(Task description):
Assemble all lines in which the string "content" appears.

(Provided material):
— Start —

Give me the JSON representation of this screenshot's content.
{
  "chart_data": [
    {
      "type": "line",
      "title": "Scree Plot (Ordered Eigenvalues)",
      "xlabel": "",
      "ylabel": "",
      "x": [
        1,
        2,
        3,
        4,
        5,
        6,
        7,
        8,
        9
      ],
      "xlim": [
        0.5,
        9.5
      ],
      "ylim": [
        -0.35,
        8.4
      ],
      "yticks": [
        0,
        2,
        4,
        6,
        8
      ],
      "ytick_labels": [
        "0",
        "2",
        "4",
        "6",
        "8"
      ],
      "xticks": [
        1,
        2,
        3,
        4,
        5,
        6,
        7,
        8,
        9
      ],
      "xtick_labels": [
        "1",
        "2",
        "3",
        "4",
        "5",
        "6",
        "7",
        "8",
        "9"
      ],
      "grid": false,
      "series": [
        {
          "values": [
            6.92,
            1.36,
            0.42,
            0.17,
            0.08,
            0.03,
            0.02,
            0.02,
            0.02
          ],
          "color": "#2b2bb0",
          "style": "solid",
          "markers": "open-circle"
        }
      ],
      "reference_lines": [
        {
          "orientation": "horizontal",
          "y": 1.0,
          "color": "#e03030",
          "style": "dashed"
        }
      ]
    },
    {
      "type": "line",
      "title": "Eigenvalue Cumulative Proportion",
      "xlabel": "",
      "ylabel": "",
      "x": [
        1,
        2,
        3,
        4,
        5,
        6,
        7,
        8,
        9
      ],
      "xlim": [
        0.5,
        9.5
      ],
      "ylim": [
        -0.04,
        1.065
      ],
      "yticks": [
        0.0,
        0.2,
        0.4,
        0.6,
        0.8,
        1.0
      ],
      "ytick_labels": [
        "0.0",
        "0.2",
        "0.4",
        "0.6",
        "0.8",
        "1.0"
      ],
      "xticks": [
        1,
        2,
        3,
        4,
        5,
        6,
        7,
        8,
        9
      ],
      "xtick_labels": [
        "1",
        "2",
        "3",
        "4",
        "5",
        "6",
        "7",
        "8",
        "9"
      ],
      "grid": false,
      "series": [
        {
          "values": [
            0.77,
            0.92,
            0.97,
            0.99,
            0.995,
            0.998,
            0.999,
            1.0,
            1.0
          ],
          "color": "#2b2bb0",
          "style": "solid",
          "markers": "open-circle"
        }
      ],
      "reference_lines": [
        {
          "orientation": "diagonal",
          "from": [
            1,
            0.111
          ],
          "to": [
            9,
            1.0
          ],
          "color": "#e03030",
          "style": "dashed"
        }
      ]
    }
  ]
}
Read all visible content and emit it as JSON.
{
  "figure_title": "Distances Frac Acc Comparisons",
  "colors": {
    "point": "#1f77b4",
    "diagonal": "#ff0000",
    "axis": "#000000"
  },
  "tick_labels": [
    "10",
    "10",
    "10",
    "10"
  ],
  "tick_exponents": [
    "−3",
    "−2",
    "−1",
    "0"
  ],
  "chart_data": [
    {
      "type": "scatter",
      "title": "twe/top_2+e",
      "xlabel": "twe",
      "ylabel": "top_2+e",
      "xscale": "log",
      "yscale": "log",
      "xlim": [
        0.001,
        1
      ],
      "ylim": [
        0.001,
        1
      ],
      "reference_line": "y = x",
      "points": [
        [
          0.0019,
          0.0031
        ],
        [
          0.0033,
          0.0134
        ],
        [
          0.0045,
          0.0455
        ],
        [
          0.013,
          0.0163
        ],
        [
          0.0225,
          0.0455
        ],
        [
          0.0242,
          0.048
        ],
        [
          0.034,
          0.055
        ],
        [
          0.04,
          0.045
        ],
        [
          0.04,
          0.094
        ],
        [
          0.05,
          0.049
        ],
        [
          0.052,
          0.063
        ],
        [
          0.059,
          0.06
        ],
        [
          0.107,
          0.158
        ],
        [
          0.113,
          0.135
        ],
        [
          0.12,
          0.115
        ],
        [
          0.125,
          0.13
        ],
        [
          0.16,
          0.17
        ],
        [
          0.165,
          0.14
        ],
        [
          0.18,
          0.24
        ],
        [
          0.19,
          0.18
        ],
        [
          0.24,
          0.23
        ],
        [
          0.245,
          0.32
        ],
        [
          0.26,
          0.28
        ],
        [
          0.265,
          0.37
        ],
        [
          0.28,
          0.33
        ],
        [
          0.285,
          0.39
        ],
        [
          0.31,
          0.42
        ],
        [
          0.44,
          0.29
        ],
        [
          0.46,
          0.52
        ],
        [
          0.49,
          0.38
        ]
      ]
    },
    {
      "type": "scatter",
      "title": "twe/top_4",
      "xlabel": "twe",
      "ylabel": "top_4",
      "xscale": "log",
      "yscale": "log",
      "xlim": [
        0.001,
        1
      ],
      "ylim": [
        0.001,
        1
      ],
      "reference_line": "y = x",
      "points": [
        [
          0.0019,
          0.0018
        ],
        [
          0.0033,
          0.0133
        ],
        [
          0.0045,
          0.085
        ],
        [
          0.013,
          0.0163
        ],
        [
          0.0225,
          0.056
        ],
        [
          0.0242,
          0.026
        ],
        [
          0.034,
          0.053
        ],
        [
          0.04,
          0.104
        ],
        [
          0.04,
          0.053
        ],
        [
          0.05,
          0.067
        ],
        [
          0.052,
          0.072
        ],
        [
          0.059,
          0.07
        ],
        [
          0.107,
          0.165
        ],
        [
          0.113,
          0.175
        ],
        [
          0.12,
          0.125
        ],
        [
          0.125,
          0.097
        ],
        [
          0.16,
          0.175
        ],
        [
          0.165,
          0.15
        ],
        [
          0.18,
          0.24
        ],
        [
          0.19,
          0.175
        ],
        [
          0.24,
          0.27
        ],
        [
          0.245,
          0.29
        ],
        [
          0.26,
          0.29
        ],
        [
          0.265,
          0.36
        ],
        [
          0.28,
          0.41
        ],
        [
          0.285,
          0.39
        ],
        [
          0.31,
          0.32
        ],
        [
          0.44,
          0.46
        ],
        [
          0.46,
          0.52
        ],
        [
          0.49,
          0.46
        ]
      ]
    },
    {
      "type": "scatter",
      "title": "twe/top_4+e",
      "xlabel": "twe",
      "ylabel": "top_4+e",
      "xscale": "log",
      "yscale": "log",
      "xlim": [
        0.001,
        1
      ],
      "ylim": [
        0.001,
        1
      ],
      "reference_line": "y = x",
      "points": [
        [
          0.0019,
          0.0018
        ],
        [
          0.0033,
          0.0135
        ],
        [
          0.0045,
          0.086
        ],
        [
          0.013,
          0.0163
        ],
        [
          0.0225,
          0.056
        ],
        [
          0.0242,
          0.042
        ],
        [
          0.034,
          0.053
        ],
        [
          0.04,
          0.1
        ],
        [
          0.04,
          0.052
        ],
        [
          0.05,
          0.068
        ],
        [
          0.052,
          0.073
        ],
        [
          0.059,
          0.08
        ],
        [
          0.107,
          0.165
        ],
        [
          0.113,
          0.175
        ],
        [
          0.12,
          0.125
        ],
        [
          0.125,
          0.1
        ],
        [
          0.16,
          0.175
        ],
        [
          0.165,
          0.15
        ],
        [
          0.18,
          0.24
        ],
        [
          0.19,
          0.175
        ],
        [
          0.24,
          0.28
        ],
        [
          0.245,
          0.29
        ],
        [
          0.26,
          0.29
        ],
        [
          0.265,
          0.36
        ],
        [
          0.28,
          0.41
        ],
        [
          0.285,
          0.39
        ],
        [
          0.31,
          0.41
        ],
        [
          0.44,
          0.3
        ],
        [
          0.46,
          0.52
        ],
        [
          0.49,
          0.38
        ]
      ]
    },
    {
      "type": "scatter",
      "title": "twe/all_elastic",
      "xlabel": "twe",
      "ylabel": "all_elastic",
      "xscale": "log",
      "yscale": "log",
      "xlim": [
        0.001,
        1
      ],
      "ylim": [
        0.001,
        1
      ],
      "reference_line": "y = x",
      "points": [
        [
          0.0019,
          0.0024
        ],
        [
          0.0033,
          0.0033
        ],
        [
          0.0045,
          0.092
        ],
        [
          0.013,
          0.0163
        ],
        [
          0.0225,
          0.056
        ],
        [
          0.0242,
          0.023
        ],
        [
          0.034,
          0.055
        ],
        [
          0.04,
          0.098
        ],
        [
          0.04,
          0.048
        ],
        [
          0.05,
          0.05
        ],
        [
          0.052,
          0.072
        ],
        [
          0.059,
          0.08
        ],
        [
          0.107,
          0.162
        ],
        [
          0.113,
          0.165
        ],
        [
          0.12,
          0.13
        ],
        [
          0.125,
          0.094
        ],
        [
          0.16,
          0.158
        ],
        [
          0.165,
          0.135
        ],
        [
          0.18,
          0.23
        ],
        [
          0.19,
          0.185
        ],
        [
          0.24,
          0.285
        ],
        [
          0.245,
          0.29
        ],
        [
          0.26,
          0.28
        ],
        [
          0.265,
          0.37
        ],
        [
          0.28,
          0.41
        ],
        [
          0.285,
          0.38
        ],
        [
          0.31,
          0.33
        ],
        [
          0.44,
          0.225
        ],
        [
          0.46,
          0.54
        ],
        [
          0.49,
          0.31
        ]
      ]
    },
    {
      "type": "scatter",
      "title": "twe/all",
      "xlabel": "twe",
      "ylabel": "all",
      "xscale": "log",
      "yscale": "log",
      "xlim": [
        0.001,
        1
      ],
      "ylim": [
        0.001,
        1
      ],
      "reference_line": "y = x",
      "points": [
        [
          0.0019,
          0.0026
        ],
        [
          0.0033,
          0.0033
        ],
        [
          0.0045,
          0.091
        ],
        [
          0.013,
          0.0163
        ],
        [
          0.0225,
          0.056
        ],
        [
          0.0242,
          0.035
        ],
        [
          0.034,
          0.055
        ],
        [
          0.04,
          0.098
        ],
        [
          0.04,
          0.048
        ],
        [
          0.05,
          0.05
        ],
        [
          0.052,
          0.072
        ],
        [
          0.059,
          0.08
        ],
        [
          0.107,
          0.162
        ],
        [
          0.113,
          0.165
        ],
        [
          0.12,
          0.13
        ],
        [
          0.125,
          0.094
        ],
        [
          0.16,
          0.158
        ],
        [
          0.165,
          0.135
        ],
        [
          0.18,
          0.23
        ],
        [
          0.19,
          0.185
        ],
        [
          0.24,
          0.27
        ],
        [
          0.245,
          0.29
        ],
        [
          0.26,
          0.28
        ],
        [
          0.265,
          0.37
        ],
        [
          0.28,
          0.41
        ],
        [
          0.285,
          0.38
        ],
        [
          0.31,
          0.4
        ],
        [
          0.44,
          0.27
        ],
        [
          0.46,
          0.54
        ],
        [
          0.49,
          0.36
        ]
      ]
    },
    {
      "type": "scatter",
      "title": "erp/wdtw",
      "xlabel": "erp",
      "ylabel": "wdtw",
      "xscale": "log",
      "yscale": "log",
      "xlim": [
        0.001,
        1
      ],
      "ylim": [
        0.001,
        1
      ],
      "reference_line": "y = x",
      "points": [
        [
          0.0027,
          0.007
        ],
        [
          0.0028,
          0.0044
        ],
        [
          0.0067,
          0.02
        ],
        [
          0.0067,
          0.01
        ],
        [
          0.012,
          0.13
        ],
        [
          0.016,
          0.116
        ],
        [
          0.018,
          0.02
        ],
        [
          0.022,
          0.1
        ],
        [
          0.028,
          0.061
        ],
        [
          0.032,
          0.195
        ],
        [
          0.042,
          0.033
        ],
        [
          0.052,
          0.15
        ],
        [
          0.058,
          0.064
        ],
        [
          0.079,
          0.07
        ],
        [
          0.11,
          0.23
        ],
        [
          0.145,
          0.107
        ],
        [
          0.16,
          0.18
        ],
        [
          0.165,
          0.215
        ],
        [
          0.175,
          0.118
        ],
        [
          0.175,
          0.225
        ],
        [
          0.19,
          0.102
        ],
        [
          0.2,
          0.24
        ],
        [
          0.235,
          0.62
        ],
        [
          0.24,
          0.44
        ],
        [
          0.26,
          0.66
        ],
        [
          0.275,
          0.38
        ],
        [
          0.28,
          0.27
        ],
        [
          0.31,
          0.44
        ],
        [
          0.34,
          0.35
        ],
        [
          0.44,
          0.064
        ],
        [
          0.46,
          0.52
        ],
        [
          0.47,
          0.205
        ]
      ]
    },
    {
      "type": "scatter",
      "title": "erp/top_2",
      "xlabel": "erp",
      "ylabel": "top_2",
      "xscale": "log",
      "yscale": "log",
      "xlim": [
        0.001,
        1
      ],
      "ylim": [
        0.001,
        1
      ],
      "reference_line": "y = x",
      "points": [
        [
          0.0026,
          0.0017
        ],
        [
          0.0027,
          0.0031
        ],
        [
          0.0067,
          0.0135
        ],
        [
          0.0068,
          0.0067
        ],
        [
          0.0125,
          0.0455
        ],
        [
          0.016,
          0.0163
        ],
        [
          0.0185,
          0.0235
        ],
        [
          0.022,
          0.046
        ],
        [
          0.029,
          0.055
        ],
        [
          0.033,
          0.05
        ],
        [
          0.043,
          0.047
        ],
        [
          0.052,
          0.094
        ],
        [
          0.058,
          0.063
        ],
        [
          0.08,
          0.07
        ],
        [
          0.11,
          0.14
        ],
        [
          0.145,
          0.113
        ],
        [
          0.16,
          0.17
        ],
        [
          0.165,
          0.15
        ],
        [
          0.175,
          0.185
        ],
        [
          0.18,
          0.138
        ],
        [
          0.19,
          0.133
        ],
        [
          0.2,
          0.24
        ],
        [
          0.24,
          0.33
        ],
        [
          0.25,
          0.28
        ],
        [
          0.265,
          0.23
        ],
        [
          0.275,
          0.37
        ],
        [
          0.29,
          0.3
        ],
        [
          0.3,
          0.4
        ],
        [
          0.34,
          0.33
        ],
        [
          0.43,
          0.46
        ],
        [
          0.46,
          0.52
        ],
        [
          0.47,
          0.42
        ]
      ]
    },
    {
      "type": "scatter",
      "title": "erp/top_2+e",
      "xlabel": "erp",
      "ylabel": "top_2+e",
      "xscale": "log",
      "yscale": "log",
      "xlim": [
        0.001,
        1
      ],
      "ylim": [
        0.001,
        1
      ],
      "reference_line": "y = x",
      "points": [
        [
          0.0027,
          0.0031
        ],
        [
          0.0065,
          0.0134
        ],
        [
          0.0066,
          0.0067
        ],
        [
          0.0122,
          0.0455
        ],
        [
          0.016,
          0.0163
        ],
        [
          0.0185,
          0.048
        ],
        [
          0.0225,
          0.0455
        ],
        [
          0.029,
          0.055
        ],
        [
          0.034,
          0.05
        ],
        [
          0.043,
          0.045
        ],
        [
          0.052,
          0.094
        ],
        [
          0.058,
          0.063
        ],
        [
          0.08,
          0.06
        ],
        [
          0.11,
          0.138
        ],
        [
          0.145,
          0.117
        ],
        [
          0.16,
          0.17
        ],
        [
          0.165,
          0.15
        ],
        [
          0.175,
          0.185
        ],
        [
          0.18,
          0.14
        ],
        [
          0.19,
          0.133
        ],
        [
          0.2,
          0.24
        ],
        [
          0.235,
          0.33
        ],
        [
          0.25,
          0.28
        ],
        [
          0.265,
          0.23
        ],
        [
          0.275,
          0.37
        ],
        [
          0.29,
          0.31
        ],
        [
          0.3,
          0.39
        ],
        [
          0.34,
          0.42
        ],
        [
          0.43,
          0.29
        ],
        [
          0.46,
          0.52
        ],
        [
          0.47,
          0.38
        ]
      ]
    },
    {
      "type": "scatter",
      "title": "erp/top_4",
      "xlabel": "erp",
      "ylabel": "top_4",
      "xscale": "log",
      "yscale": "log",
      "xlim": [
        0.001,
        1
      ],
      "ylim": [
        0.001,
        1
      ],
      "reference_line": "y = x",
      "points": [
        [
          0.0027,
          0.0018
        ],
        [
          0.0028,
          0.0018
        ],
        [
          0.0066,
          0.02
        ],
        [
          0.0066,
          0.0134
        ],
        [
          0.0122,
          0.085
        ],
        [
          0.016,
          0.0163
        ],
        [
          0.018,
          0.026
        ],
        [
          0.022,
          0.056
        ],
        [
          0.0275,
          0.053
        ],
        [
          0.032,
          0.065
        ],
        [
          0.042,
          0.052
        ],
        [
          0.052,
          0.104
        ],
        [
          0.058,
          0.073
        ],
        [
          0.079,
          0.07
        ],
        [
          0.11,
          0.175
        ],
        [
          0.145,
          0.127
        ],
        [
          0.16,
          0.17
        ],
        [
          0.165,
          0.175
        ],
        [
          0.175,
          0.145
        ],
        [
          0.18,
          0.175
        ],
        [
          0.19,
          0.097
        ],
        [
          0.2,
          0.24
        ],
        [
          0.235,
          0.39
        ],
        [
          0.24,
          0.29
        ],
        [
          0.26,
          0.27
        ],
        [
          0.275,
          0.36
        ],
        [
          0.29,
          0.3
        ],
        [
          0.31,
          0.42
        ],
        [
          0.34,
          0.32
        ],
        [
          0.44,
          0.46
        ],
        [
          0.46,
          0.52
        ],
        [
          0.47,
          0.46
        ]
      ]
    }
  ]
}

— End —

(The solution):
Give me the JSON representation of this screenshot's content.
Read all visible content and emit it as JSON.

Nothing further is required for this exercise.